> [PASSAGE CHOISI]:
M. Noël me dit aussi que dans la région on ne s'attendait pas du tout à ce que les Alliés fissent leurs premiers débarquements sur la côte normande en raison des rochers sous-marins de la côte du Calvados.
Le six juin, jour de l'invasion, il me conte, vers les quatre heures du matin, il contempla de sa fenêtre les bombardements aériens qui précédèrent les débarquements alliés. Les trois premiers soldats britanniques entrèrent à Saint-Gabriel à six heures du soir, le même jour.
Au cours de l'après-midi, toujours d'après M. Noël, les soldats allemands s'occupèrent fébrilement à préparer leur retraite.
En terminant, M Noël se fit l'écho de ses concitoyens en me disant combien ils étaient tous heureux que les Alliés fussent en France, et, aussi que par miracle ou presque, leur village eut été à peu près épargné par les bombardements alliés.

> [DONNÉES FOURNIES]:
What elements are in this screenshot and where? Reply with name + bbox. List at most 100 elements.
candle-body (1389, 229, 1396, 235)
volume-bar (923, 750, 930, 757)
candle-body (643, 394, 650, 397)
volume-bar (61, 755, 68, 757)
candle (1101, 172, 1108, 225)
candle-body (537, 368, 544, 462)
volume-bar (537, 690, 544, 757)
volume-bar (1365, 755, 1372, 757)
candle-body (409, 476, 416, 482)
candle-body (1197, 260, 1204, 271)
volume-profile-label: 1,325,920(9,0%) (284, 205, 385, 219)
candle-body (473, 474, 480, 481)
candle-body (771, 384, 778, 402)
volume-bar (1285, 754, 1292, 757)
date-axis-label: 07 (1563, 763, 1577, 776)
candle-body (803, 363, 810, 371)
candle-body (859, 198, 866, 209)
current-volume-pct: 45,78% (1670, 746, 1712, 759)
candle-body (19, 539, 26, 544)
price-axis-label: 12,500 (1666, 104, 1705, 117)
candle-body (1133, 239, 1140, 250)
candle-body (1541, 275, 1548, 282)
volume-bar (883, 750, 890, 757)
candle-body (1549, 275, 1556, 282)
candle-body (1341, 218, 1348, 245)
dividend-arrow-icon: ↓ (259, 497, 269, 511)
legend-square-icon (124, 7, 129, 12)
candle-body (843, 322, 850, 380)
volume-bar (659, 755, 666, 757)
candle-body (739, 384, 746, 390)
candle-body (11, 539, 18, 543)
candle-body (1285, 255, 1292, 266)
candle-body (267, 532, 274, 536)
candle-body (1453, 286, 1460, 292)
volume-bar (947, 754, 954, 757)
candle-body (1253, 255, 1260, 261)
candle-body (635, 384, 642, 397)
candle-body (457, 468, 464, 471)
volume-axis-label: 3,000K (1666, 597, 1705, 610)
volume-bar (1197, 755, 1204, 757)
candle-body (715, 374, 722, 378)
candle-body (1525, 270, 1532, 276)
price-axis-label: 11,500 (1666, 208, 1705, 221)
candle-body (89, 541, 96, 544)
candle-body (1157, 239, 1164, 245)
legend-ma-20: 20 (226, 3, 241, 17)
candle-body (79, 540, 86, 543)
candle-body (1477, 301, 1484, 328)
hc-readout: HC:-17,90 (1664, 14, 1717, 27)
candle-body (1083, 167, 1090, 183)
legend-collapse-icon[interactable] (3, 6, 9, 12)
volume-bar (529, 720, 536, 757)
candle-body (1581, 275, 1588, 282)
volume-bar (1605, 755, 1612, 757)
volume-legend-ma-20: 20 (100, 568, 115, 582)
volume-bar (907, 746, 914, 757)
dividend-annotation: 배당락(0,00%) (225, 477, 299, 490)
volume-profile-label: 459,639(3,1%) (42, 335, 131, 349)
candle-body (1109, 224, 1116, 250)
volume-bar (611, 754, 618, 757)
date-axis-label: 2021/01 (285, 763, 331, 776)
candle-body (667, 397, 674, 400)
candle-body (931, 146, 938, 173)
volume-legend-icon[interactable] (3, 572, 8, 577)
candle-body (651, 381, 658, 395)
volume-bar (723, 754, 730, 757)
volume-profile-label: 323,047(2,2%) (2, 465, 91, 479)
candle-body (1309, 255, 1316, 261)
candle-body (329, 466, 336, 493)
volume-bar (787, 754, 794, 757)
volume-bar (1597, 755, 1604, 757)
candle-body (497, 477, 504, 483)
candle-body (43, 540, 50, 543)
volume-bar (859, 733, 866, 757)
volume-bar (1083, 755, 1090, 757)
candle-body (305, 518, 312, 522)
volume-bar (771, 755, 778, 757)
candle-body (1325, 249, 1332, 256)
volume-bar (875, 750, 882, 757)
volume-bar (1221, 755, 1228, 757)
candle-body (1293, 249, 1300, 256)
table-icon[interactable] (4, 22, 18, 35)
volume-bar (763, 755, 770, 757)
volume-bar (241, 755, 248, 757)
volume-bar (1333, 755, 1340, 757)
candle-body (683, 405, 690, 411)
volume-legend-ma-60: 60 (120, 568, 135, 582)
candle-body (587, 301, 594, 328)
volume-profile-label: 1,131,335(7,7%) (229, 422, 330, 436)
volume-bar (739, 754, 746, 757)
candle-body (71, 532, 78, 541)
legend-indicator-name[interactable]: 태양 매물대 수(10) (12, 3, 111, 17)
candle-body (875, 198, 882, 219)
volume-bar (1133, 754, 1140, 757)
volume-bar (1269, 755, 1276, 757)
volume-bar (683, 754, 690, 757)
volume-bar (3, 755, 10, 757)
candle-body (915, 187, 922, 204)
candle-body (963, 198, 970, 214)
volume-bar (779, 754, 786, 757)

> [CONSIGNES]:
**a)** Restituez tel quel le segment du passage allant de « Le six juin, jour » jusqu'à « les bombardements alliés. ».
**b)** Répondez d'après le passage :
(i) Pour quelle raison ne s'attendait-on pas, dans la région, à des débarquements alliés sur la côte normande ?
(ii) Vers quelle heure, le six juin, M. Noël contempla-t-il de sa fenêtre les bombardements aériens ?
(iii) À quoi les soldats allemands s'occupèrent-ils au cours de l'après-midi ?

> [CORRIGÉ]:
**a)**
Le six juin, jour de l'invasion, il me conte, vers les quatre heures du matin, il contempla de sa fenêtre les bombardements aériens qui précédèrent les débarquements alliés. Les trois premiers soldats britanniques entrèrent à Saint-Gabriel à six heures du soir, le même jour.
Au cours de l'après-midi, toujours d'après M. Noël, les soldats allemands s'occupèrent fébrilement à préparer leur retraite.
En terminant, M Noël se fit l'écho de ses concitoyens en me disant combien ils étaient tous heureux que les Alliés fussent en France, et, aussi que par miracle ou presque, leur village eut été à peu près épargné par les bombardements alliés.

**b)**
(i) En raison des rochers sous-marins de la côte du Calvados.
(ii) Vers les quatre heures du matin.
(iii) Ils s'occupèrent fébrilement à préparer leur retraite.